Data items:

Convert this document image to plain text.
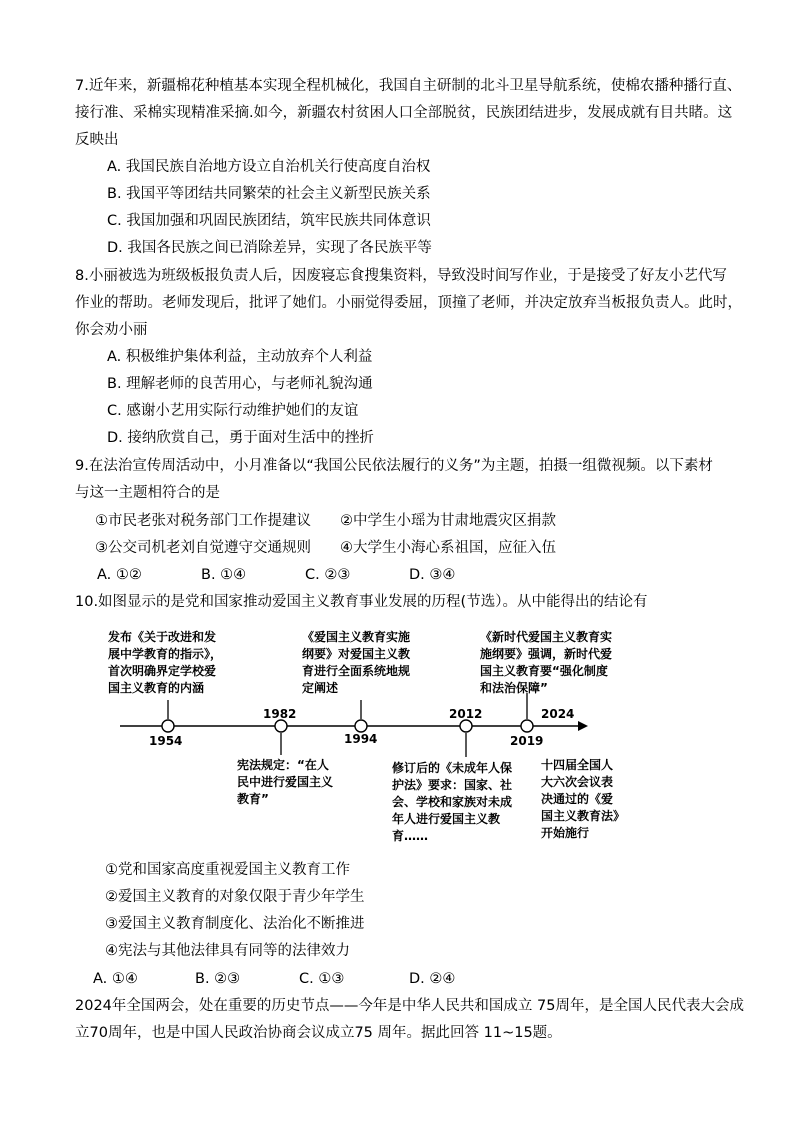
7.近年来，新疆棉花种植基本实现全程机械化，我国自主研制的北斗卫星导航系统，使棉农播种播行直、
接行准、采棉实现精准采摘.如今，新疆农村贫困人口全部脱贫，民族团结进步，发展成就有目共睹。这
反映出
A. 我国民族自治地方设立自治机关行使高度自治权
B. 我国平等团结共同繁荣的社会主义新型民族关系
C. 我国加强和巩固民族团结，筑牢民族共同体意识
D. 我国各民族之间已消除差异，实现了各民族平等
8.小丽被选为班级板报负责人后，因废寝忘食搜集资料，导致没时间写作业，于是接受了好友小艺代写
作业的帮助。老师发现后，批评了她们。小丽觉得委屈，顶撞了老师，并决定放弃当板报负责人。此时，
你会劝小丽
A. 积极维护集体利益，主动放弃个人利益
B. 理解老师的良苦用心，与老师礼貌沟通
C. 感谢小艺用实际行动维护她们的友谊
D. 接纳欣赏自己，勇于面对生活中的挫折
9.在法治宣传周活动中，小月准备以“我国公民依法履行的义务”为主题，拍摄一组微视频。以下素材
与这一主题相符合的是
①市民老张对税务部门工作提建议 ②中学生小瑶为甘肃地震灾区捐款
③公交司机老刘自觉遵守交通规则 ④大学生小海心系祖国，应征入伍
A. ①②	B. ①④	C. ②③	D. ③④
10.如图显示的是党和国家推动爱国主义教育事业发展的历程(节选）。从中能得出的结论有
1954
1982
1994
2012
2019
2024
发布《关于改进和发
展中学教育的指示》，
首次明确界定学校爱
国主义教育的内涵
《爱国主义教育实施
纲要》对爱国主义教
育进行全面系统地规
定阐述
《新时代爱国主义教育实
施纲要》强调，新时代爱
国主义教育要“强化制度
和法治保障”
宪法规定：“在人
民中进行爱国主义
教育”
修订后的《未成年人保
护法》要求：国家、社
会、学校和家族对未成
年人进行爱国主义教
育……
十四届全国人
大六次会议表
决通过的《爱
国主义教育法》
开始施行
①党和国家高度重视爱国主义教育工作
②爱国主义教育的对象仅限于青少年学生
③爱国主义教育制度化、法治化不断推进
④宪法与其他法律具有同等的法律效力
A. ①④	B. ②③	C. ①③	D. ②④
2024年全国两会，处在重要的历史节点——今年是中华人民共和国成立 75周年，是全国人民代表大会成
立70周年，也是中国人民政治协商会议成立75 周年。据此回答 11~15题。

...

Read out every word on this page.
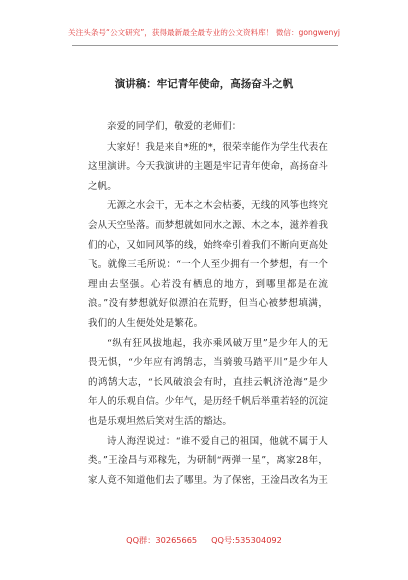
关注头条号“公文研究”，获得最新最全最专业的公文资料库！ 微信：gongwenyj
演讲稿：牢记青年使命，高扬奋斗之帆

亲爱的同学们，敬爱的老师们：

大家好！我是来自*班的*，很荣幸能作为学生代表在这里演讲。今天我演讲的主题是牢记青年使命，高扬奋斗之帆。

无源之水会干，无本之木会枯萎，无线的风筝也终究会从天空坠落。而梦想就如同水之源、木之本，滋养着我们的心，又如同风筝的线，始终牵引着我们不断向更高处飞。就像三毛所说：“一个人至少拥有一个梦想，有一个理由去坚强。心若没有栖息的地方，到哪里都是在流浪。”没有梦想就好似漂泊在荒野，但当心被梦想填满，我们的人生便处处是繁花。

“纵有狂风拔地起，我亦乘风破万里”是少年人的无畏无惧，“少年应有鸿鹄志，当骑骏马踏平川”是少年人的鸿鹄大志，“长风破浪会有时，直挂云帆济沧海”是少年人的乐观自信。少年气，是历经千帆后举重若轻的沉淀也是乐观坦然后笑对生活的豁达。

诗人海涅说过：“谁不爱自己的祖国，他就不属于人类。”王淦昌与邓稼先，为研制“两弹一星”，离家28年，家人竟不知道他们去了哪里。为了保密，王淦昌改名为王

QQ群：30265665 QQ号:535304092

---

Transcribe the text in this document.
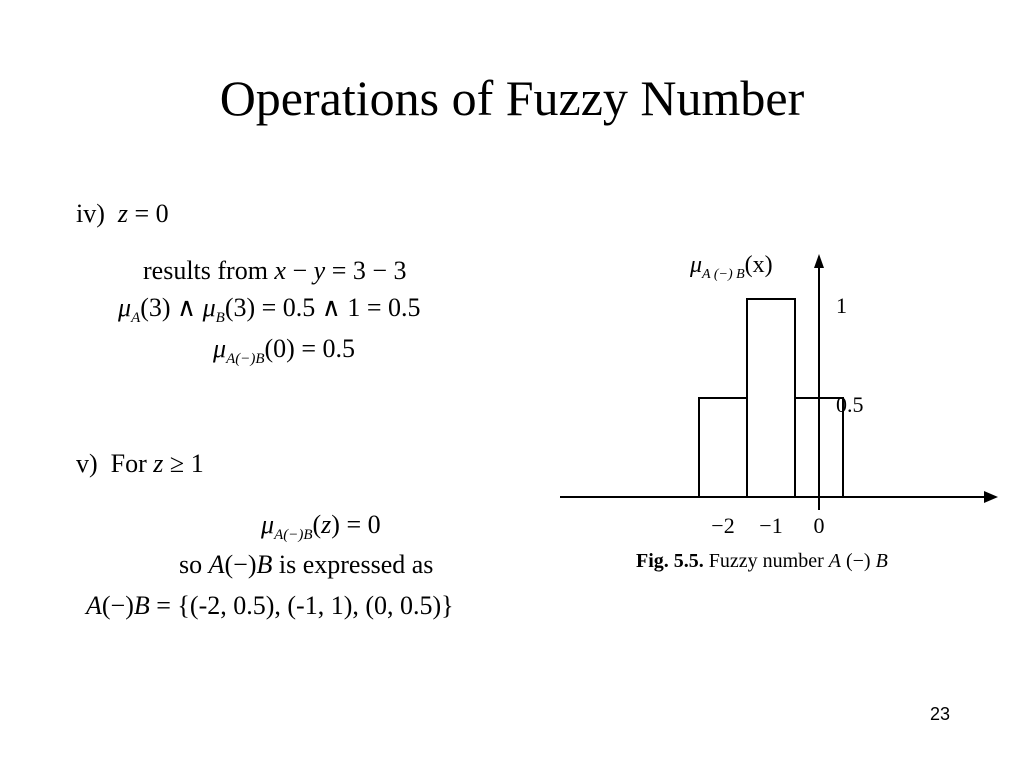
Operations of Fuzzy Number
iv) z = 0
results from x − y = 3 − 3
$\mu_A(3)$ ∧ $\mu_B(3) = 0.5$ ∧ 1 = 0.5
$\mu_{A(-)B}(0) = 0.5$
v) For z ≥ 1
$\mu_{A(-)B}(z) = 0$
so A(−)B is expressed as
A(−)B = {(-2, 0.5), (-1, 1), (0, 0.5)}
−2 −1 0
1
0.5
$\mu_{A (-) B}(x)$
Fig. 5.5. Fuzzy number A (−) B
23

▸ **WORK REQUIRED**
Check each line above for the word "Fuzzy", and copy the lines where it appears.

▸ **COMPLETE OUTPUT**
Operations of Fuzzy Number
Fig. 5.5. Fuzzy number A (−) B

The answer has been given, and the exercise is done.